# Task description
Locate the string "Module" in the listing below. Copy every line where it is found.

Extracted records:
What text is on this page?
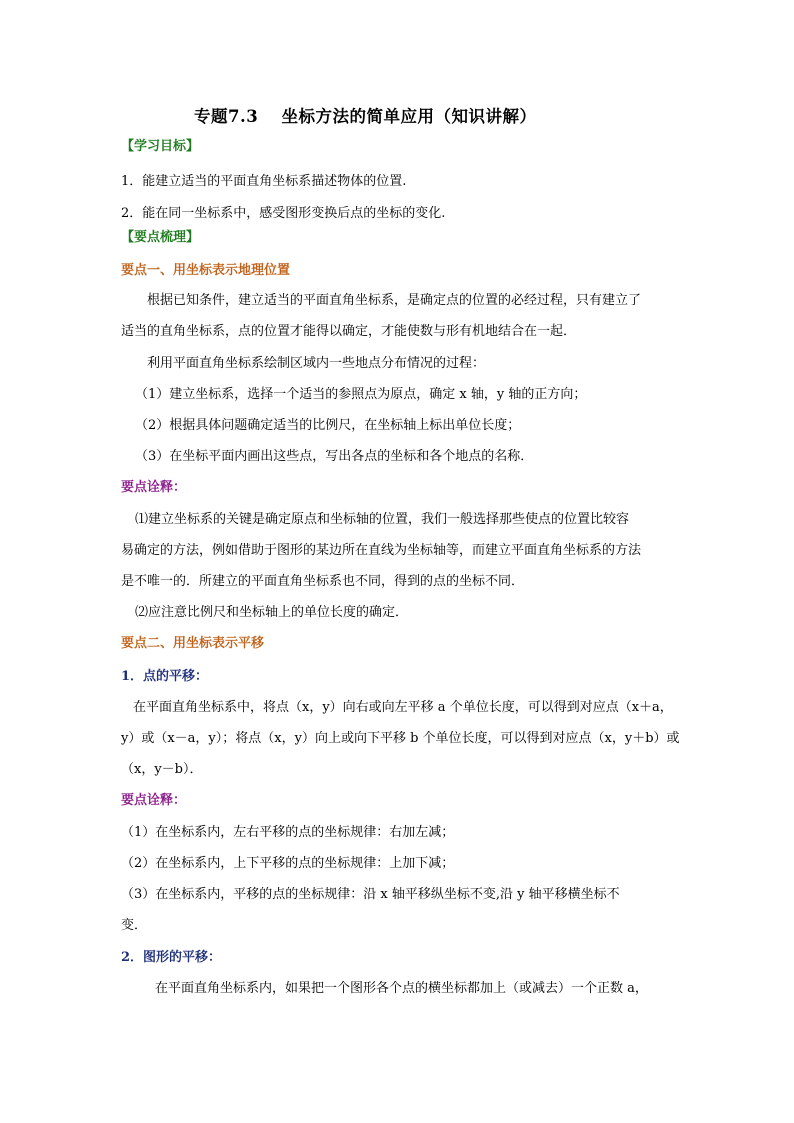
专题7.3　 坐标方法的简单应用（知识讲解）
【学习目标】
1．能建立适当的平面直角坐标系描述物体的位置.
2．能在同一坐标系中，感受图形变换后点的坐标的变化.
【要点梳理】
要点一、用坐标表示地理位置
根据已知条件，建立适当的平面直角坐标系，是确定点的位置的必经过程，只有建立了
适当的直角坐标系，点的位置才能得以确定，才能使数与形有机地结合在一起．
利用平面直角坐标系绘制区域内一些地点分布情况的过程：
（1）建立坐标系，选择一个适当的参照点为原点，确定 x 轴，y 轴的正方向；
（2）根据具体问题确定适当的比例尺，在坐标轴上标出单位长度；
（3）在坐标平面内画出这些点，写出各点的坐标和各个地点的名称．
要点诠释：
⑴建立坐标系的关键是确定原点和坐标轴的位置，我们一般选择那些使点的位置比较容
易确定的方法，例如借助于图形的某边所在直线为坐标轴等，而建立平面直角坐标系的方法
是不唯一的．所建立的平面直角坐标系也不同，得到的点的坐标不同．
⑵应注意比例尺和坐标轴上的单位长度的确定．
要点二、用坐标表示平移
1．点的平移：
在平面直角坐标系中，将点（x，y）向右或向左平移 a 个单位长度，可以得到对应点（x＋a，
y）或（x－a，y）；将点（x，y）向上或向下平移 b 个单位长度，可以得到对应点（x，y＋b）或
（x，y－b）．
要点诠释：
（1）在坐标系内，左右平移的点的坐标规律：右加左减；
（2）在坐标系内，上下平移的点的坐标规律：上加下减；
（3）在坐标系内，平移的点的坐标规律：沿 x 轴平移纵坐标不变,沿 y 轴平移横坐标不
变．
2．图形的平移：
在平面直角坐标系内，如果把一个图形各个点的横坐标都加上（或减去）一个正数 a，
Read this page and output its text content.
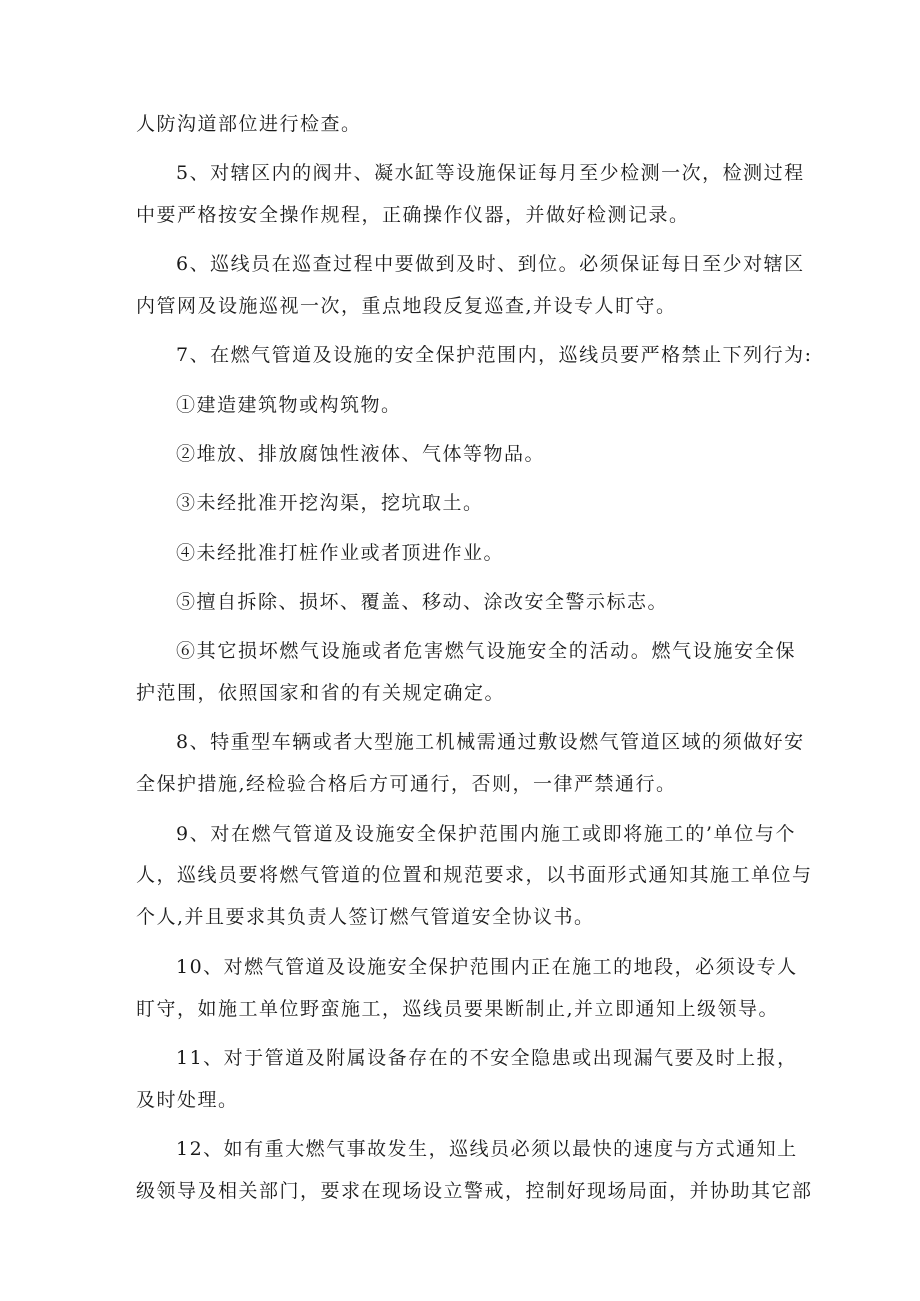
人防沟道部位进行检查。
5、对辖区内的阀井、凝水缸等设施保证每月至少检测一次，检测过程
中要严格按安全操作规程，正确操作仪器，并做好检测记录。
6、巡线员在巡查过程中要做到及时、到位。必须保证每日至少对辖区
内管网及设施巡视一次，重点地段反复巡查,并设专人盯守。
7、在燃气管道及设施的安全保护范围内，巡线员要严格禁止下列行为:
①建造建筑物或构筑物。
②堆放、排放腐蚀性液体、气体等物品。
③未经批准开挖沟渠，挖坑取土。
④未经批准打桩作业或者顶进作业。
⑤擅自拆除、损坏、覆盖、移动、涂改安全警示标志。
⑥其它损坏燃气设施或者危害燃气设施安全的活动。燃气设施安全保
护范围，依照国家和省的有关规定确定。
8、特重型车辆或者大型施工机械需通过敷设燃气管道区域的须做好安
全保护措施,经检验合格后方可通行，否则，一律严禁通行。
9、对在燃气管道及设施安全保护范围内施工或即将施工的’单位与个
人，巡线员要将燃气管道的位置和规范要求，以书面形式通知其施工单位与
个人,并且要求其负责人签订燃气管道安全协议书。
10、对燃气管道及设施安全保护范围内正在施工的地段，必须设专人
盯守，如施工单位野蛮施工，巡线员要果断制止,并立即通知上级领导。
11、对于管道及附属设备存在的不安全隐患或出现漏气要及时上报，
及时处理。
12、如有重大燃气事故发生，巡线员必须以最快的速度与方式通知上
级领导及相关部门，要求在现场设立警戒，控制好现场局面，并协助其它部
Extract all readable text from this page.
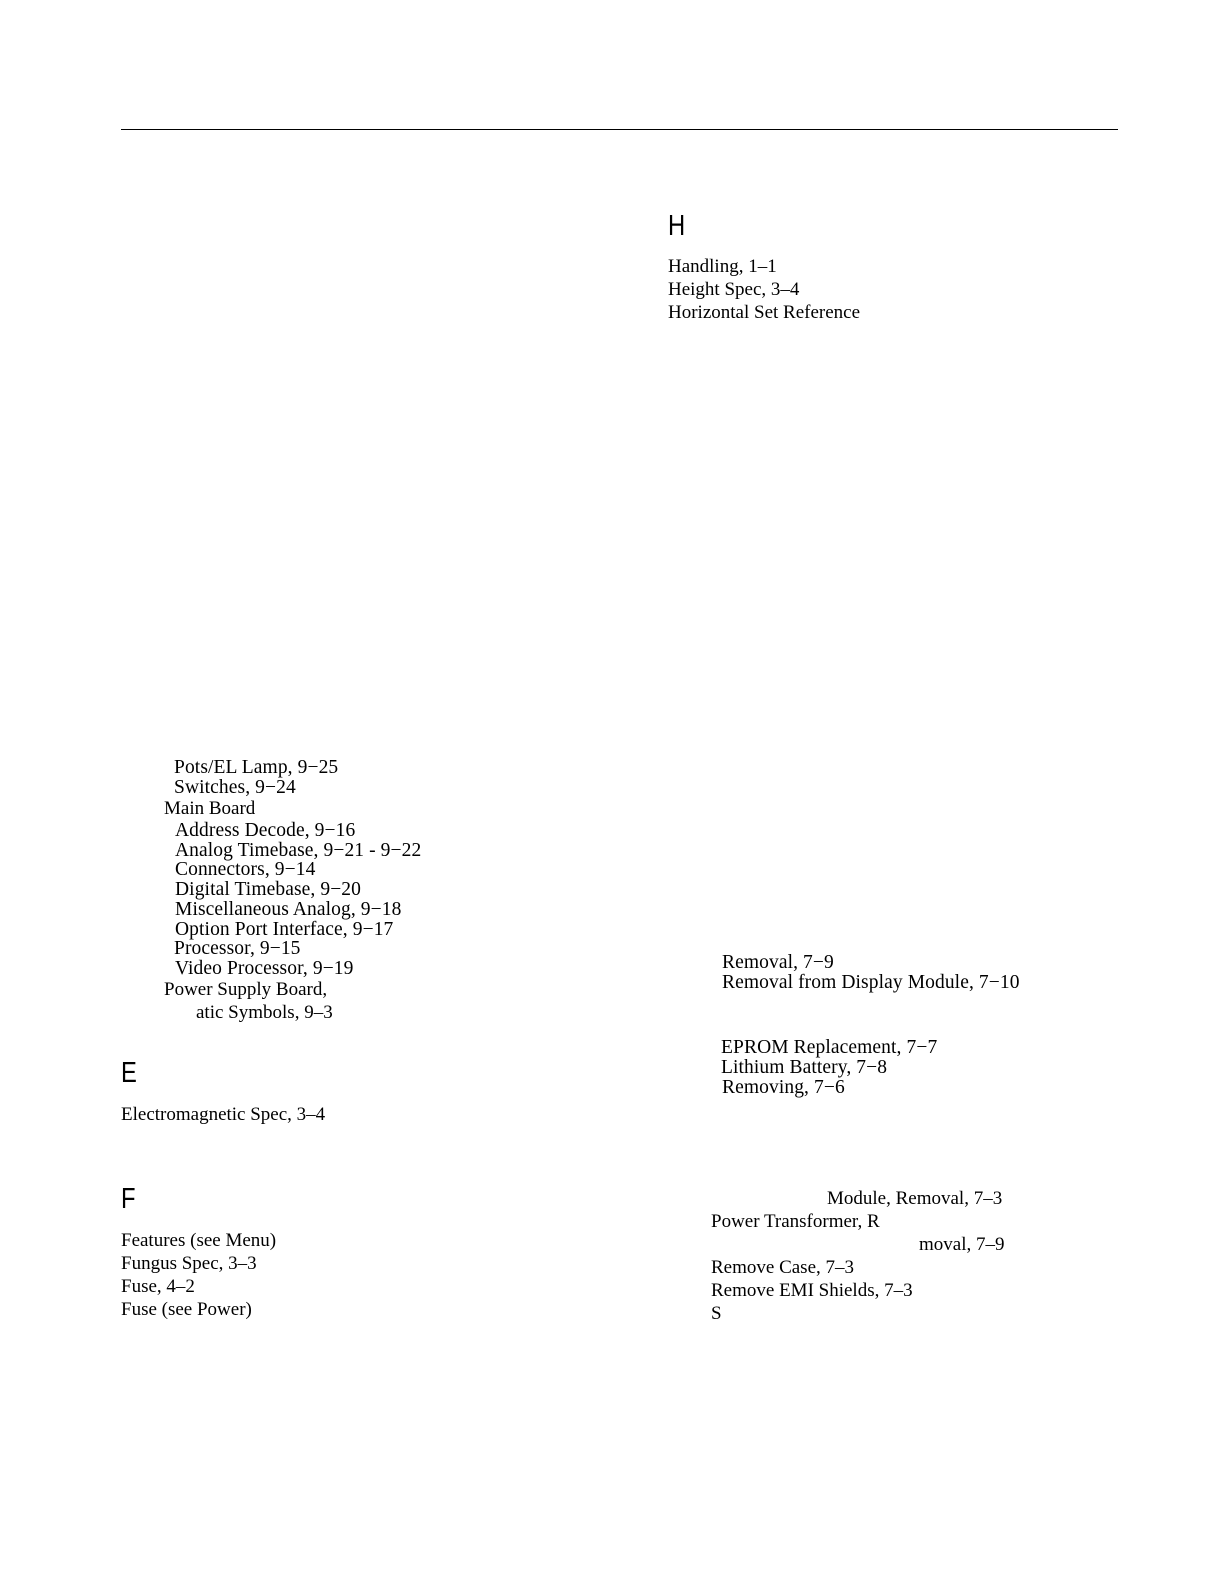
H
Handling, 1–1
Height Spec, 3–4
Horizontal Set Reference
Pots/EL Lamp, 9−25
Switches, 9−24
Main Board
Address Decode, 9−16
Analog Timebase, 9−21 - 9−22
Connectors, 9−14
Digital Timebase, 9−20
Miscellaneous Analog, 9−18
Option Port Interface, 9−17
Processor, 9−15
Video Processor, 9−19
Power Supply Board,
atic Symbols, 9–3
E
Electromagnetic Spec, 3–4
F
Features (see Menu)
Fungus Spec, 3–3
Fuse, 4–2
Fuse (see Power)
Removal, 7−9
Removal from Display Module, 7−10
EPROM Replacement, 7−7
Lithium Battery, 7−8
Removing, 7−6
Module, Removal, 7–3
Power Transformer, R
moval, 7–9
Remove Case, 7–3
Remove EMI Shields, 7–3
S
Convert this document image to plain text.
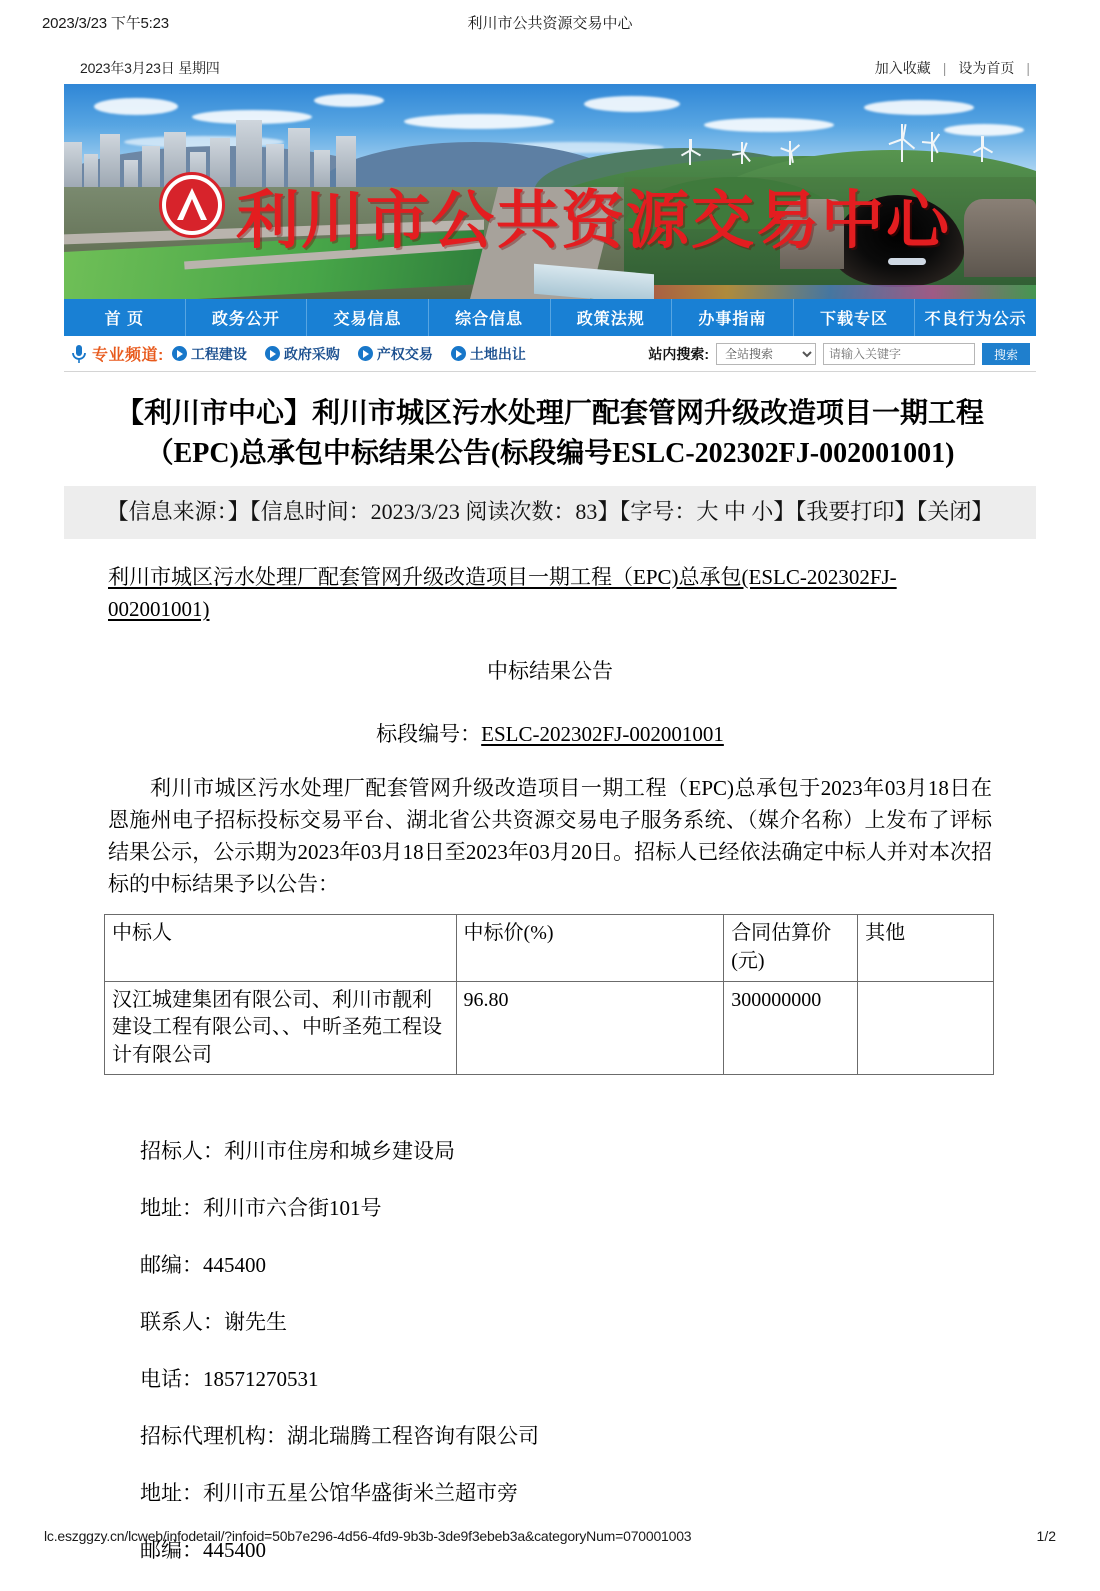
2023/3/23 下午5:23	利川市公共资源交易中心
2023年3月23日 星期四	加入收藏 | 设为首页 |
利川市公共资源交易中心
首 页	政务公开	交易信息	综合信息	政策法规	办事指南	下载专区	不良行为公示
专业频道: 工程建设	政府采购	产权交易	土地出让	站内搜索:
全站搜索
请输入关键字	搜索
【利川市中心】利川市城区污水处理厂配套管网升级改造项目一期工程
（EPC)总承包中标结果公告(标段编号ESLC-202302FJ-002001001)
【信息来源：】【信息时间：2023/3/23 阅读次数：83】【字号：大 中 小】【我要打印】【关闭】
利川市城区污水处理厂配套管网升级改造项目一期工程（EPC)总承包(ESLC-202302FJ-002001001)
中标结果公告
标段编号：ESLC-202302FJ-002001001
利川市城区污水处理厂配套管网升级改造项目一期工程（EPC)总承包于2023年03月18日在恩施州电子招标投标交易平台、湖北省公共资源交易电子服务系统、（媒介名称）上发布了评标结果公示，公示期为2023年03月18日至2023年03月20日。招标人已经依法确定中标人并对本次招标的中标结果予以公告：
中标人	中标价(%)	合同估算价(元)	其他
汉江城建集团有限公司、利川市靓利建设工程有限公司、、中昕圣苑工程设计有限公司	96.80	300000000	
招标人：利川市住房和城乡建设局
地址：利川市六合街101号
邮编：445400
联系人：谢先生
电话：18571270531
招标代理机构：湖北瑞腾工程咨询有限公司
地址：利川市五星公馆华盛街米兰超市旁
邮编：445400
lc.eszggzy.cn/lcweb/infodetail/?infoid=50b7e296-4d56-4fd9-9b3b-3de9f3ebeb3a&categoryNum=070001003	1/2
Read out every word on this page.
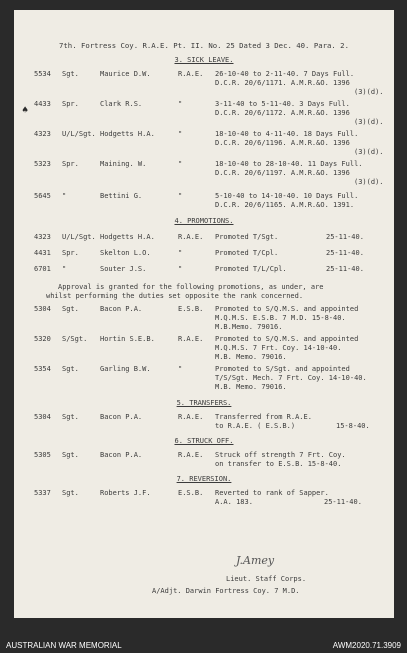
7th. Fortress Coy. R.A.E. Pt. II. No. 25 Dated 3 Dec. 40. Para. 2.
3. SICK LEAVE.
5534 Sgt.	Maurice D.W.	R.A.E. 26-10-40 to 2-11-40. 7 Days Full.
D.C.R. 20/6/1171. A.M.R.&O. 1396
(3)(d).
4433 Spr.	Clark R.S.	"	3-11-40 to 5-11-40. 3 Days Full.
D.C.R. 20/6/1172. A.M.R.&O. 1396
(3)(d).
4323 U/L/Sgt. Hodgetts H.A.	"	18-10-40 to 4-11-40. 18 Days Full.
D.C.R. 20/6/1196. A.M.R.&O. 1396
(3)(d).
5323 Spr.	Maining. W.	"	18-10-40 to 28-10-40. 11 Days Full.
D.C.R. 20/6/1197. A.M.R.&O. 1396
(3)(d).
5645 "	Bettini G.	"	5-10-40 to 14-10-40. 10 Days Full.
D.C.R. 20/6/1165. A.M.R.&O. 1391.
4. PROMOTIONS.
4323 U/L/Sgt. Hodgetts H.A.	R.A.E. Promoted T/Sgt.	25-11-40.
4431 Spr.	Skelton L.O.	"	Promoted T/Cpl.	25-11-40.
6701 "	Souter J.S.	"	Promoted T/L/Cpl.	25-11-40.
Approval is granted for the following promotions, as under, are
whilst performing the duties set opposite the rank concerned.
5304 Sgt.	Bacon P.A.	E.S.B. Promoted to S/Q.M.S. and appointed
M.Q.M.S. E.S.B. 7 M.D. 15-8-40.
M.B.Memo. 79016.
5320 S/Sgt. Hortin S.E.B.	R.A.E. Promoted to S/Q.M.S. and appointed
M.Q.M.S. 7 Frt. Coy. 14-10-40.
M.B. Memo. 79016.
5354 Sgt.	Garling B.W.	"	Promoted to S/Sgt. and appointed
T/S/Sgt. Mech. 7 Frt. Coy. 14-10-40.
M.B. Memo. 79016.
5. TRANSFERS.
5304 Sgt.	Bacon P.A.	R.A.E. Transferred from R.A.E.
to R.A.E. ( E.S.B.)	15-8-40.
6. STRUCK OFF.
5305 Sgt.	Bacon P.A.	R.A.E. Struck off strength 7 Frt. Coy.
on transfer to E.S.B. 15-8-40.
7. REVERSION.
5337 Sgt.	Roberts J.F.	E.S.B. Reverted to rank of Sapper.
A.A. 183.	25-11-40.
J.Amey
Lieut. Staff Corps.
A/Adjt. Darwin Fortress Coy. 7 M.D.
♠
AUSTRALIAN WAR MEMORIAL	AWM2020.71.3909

# The reply
Removal from Display Module, 7−10
Module, Removal, 7–3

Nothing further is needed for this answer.